The records:
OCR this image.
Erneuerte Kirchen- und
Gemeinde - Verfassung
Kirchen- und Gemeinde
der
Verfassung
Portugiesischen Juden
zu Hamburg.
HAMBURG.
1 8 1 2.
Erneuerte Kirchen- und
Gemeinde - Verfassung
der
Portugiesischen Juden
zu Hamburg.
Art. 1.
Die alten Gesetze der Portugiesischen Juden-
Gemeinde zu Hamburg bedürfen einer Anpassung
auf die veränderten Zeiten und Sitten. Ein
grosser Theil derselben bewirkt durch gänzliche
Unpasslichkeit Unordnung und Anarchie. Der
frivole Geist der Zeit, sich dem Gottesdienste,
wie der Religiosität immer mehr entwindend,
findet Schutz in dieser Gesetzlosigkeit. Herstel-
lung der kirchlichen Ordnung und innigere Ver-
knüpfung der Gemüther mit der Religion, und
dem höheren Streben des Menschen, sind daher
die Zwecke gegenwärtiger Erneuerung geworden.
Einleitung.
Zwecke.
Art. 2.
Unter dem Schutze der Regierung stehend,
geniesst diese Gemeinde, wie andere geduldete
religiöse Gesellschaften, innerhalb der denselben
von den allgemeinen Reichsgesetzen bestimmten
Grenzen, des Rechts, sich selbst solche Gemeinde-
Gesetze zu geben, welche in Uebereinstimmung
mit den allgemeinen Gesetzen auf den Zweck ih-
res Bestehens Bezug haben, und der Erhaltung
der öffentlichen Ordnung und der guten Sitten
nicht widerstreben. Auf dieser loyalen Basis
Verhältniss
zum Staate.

Job: Retype all the material above precisely, with no line left out.

Solution:
OCR this image.
Erneuerte Kirchen- und
Gemeinde - Verfassung
Kirchen- und Gemeinde
der
Verfassung
Portugiesischen Juden
zu Hamburg.
HAMBURG.
1 8 1 2.
Erneuerte Kirchen- und
Gemeinde - Verfassung
der
Portugiesischen Juden
zu Hamburg.
Art. 1.
Die alten Gesetze der Portugiesischen Juden-
Gemeinde zu Hamburg bedürfen einer Anpassung
auf die veränderten Zeiten und Sitten. Ein
grosser Theil derselben bewirkt durch gänzliche
Unpasslichkeit Unordnung und Anarchie. Der
frivole Geist der Zeit, sich dem Gottesdienste,
wie der Religiosität immer mehr entwindend,
findet Schutz in dieser Gesetzlosigkeit. Herstel-
lung der kirchlichen Ordnung und innigere Ver-
knüpfung der Gemüther mit der Religion, und
dem höheren Streben des Menschen, sind daher
die Zwecke gegenwärtiger Erneuerung geworden.
Einleitung.
Zwecke.
Art. 2.
Unter dem Schutze der Regierung stehend,
geniesst diese Gemeinde, wie andere geduldete
religiöse Gesellschaften, innerhalb der denselben
von den allgemeinen Reichsgesetzen bestimmten
Grenzen, des Rechts, sich selbst solche Gemeinde-
Gesetze zu geben, welche in Uebereinstimmung
mit den allgemeinen Gesetzen auf den Zweck ih-
res Bestehens Bezug haben, und der Erhaltung
der öffentlichen Ordnung und der guten Sitten
nicht widerstreben. Auf dieser loyalen Basis
Verhältniss
zum Staate.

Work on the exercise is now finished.